**AIM OF THE EXERCISE**: Write out the whole of the material exactly.

(Dataset entries)
────────────────────────────────────────

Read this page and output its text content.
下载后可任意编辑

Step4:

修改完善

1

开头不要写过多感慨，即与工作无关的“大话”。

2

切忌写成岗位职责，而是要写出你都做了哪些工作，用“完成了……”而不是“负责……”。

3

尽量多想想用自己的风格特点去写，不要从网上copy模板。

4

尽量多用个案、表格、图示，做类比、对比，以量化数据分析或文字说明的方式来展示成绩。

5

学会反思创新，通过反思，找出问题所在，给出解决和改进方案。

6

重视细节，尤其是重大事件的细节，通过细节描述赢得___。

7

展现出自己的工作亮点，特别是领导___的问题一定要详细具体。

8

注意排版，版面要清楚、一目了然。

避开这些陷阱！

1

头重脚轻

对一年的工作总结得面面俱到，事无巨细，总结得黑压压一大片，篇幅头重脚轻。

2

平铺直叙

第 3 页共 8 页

────────────────────────────────────────

**TASK RESULT**:
Read this page and output its text content.
下载后可任意编辑

Step4:

修改完善

1

开头不要写过多感慨，即与工作无关的“大话”。

2

切忌写成岗位职责，而是要写出你都做了哪些工作，用“完成了……”而不是“负责……”。

3

尽量多想想用自己的风格特点去写，不要从网上copy模板。

4

尽量多用个案、表格、图示，做类比、对比，以量化数据分析或文字说明的方式来展示成绩。

5

学会反思创新，通过反思，找出问题所在，给出解决和改进方案。

6

重视细节，尤其是重大事件的细节，通过细节描述赢得___。

7

展现出自己的工作亮点，特别是领导___的问题一定要详细具体。

8

注意排版，版面要清楚、一目了然。

避开这些陷阱！

1

头重脚轻

对一年的工作总结得面面俱到，事无巨细，总结得黑压压一大片，篇幅头重脚轻。

2

平铺直叙

第 3 页共 8 页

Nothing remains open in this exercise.